**Exercise objective**
Below are some records. Copy every line in them that holds "Никто".

START Exercise input

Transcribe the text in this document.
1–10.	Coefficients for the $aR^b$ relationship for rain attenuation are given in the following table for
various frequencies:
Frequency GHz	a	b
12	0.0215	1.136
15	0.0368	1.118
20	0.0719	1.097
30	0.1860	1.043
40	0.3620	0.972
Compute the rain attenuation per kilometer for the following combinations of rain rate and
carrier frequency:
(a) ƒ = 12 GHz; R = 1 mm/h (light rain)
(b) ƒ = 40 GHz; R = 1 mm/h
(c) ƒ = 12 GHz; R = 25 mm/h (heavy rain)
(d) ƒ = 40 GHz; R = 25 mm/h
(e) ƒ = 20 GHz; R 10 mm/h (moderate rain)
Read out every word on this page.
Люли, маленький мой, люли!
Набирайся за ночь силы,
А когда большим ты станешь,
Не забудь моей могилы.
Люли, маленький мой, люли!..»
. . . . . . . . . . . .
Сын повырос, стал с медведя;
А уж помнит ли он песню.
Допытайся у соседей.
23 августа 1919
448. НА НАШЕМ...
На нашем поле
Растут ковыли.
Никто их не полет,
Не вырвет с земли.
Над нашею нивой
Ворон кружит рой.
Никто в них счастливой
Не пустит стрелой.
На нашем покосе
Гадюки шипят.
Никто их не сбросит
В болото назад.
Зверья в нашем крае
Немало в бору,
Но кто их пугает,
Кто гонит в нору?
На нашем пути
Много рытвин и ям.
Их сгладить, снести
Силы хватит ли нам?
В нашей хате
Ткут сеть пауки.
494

END Exercise input

**Response to the task**
Никто их не полет,
Никто в них счастливой
Никто их не сбросит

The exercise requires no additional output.